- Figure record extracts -
>> Begin

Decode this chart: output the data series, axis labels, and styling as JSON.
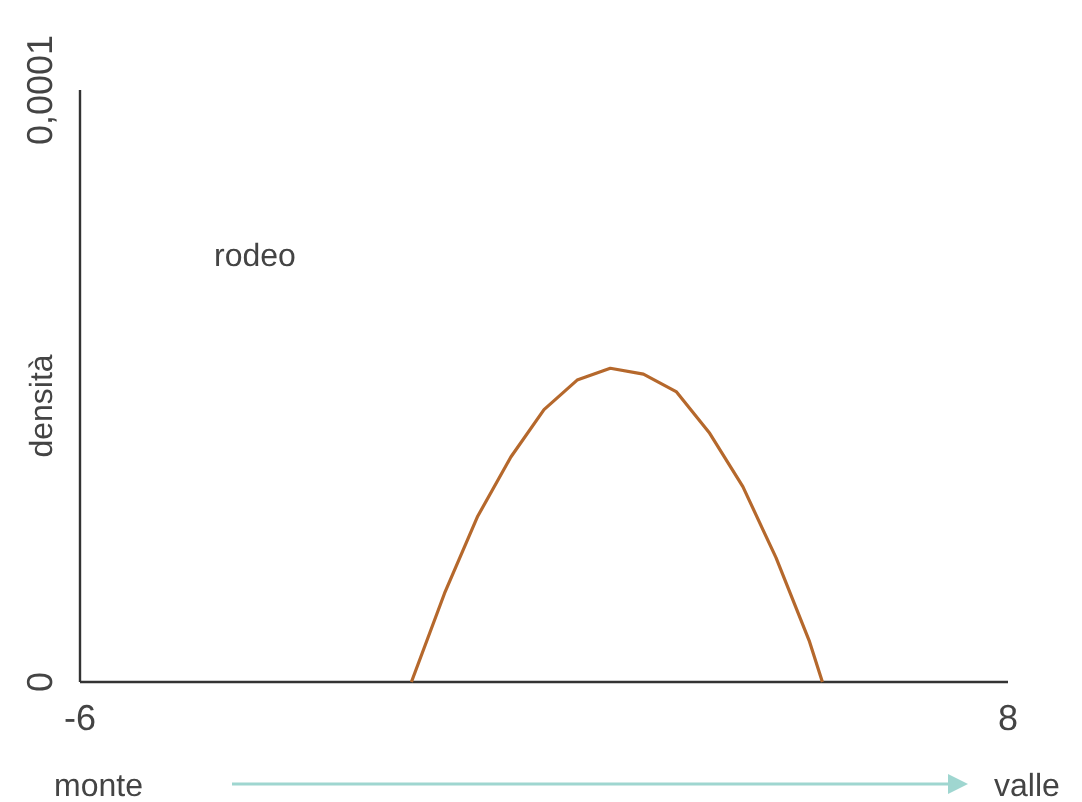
{
  "chart_data": {
    "type": "line",
    "ylabel": "densità",
    "x": [
      -1,
      -0.5,
      0,
      0.5,
      1,
      1.5,
      2,
      2.5,
      3,
      3.5,
      4,
      4.5,
      5,
      5.2
    ],
    "series": [
      {
        "color": "#b5682c",
        "values": [
          0,
          1.5e-05,
          2.8e-05,
          3.8e-05,
          4.6e-05,
          5.1e-05,
          5.3e-05,
          5.2e-05,
          4.9e-05,
          4.2e-05,
          3.3e-05,
          2.1e-05,
          7e-06,
          0
        ]
      }
    ],
    "xlim": [
      -6,
      8
    ],
    "xticks": [
      -6,
      8
    ],
    "ylim": [
      0,
      0.0001
    ],
    "yticks": [
      0,
      {
        "value": 0.0001,
        "label": "0,0001"
      }
    ],
    "annotations": [
      "rodeo",
      "monte",
      "valle"
    ],
    "grid": false,
    "marker": "none",
    "line_style": "solid"
  }
}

>> End

- DIRECTIVE -
Retype the data above exactly; pictures are not part of the copy.

- WRITTEN ANSWER -
Decode this chart: output the data series, axis labels, and styling as JSON.
{
  "chart_data": {
    "type": "line",
    "ylabel": "densità",
    "x": [
      -1,
      -0.5,
      0,
      0.5,
      1,
      1.5,
      2,
      2.5,
      3,
      3.5,
      4,
      4.5,
      5,
      5.2
    ],
    "series": [
      {
        "color": "#b5682c",
        "values": [
          0,
          1.5e-05,
          2.8e-05,
          3.8e-05,
          4.6e-05,
          5.1e-05,
          5.3e-05,
          5.2e-05,
          4.9e-05,
          4.2e-05,
          3.3e-05,
          2.1e-05,
          7e-06,
          0
        ]
      }
    ],
    "xlim": [
      -6,
      8
    ],
    "xticks": [
      -6,
      8
    ],
    "ylim": [
      0,
      0.0001
    ],
    "yticks": [
      0,
      {
        "value": 0.0001,
        "label": "0,0001"
      }
    ],
    "annotations": [
      "rodeo",
      "monte",
      "valle"
    ],
    "grid": false,
    "marker": "none",
    "line_style": "solid"
  }
}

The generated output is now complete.